Records excerpted from a collection:
▬▬▬▬▬▬
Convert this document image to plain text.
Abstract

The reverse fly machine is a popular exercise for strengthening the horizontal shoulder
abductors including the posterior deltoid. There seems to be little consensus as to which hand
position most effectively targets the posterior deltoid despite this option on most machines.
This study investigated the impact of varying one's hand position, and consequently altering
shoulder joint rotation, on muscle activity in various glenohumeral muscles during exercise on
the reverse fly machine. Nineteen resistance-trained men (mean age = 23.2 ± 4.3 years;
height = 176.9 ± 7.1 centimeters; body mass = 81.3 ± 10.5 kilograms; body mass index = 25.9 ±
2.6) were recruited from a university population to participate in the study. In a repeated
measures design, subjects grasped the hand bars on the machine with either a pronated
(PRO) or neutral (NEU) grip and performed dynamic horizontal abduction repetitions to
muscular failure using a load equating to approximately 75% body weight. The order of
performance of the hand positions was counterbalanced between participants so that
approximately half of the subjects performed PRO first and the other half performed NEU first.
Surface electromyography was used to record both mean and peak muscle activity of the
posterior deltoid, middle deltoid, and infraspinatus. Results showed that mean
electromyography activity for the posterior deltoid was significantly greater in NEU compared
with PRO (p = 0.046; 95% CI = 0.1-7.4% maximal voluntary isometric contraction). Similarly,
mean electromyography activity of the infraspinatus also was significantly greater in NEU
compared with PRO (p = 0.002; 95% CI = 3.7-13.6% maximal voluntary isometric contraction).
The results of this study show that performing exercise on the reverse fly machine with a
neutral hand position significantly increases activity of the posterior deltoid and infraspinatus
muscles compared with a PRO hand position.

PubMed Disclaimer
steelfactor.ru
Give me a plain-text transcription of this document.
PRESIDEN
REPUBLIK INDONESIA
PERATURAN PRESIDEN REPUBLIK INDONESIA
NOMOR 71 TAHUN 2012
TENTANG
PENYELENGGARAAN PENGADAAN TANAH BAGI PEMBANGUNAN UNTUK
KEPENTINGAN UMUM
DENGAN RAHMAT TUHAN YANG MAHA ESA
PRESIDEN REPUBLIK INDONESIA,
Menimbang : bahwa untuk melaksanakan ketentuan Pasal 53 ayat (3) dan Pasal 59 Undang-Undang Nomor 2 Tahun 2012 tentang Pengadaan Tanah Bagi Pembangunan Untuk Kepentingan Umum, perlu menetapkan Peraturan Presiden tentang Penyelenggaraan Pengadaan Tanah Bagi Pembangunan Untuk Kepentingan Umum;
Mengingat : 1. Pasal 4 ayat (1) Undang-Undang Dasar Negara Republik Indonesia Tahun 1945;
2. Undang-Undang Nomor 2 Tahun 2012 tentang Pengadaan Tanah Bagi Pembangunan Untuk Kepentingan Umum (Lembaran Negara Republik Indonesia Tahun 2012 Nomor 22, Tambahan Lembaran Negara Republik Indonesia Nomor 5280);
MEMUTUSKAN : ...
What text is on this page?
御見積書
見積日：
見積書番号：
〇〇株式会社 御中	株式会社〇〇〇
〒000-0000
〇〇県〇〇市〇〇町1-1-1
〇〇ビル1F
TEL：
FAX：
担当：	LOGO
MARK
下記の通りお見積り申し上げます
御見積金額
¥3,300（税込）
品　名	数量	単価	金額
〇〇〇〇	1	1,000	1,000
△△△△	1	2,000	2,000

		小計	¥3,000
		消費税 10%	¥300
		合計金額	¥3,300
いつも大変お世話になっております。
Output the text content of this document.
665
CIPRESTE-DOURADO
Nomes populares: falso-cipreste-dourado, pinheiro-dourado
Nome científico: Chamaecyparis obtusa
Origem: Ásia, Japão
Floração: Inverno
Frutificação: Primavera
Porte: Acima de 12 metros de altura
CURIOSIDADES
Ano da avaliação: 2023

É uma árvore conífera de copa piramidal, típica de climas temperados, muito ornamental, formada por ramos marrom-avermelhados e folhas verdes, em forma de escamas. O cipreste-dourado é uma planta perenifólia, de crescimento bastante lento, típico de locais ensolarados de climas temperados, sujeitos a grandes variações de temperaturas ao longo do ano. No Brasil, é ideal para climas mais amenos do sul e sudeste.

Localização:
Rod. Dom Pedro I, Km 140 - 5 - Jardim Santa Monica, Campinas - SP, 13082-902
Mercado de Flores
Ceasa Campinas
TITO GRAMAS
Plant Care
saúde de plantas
▬▬▬▬▬▬
Task details
The entries above must be returned exactly.

Completed task
Convert this document image to plain text.
Abstract

The reverse fly machine is a popular exercise for strengthening the horizontal shoulder
abductors including the posterior deltoid. There seems to be little consensus as to which hand
position most effectively targets the posterior deltoid despite this option on most machines.
This study investigated the impact of varying one's hand position, and consequently altering
shoulder joint rotation, on muscle activity in various glenohumeral muscles during exercise on
the reverse fly machine. Nineteen resistance-trained men (mean age = 23.2 ± 4.3 years;
height = 176.9 ± 7.1 centimeters; body mass = 81.3 ± 10.5 kilograms; body mass index = 25.9 ±
2.6) were recruited from a university population to participate in the study. In a repeated
measures design, subjects grasped the hand bars on the machine with either a pronated
(PRO) or neutral (NEU) grip and performed dynamic horizontal abduction repetitions to
muscular failure using a load equating to approximately 75% body weight. The order of
performance of the hand positions was counterbalanced between participants so that
approximately half of the subjects performed PRO first and the other half performed NEU first.
Surface electromyography was used to record both mean and peak muscle activity of the
posterior deltoid, middle deltoid, and infraspinatus. Results showed that mean
electromyography activity for the posterior deltoid was significantly greater in NEU compared
with PRO (p = 0.046; 95% CI = 0.1-7.4% maximal voluntary isometric contraction). Similarly,
mean electromyography activity of the infraspinatus also was significantly greater in NEU
compared with PRO (p = 0.002; 95% CI = 3.7-13.6% maximal voluntary isometric contraction).
The results of this study show that performing exercise on the reverse fly machine with a
neutral hand position significantly increases activity of the posterior deltoid and infraspinatus
muscles compared with a PRO hand position.

PubMed Disclaimer
steelfactor.ru
Give me a plain-text transcription of this document.
PRESIDEN
REPUBLIK INDONESIA
PERATURAN PRESIDEN REPUBLIK INDONESIA
NOMOR 71 TAHUN 2012
TENTANG
PENYELENGGARAAN PENGADAAN TANAH BAGI PEMBANGUNAN UNTUK
KEPENTINGAN UMUM
DENGAN RAHMAT TUHAN YANG MAHA ESA
PRESIDEN REPUBLIK INDONESIA,
Menimbang : bahwa untuk melaksanakan ketentuan Pasal 53 ayat (3) dan Pasal 59 Undang-Undang Nomor 2 Tahun 2012 tentang Pengadaan Tanah Bagi Pembangunan Untuk Kepentingan Umum, perlu menetapkan Peraturan Presiden tentang Penyelenggaraan Pengadaan Tanah Bagi Pembangunan Untuk Kepentingan Umum;
Mengingat : 1. Pasal 4 ayat (1) Undang-Undang Dasar Negara Republik Indonesia Tahun 1945;
2. Undang-Undang Nomor 2 Tahun 2012 tentang Pengadaan Tanah Bagi Pembangunan Untuk Kepentingan Umum (Lembaran Negara Republik Indonesia Tahun 2012 Nomor 22, Tambahan Lembaran Negara Republik Indonesia Nomor 5280);
MEMUTUSKAN : ...
What text is on this page?
御見積書
見積日：
見積書番号：
〇〇株式会社 御中	株式会社〇〇〇
〒000-0000
〇〇県〇〇市〇〇町1-1-1
〇〇ビル1F
TEL：
FAX：
担当：	LOGO
MARK
下記の通りお見積り申し上げます
御見積金額
¥3,300（税込）
品　名	数量	単価	金額
〇〇〇〇	1	1,000	1,000
△△△△	1	2,000	2,000

		小計	¥3,000
		消費税 10%	¥300
		合計金額	¥3,300
いつも大変お世話になっております。
Output the text content of this document.
665
CIPRESTE-DOURADO
Nomes populares: falso-cipreste-dourado, pinheiro-dourado
Nome científico: Chamaecyparis obtusa
Origem: Ásia, Japão
Floração: Inverno
Frutificação: Primavera
Porte: Acima de 12 metros de altura
CURIOSIDADES
Ano da avaliação: 2023

É uma árvore conífera de copa piramidal, típica de climas temperados, muito ornamental, formada por ramos marrom-avermelhados e folhas verdes, em forma de escamas. O cipreste-dourado é uma planta perenifólia, de crescimento bastante lento, típico de locais ensolarados de climas temperados, sujeitos a grandes variações de temperaturas ao longo do ano. No Brasil, é ideal para climas mais amenos do sul e sudeste.

Localização:
Rod. Dom Pedro I, Km 140 - 5 - Jardim Santa Monica, Campinas - SP, 13082-902
Mercado de Flores
Ceasa Campinas
TITO GRAMAS
Plant Care
saúde de plantas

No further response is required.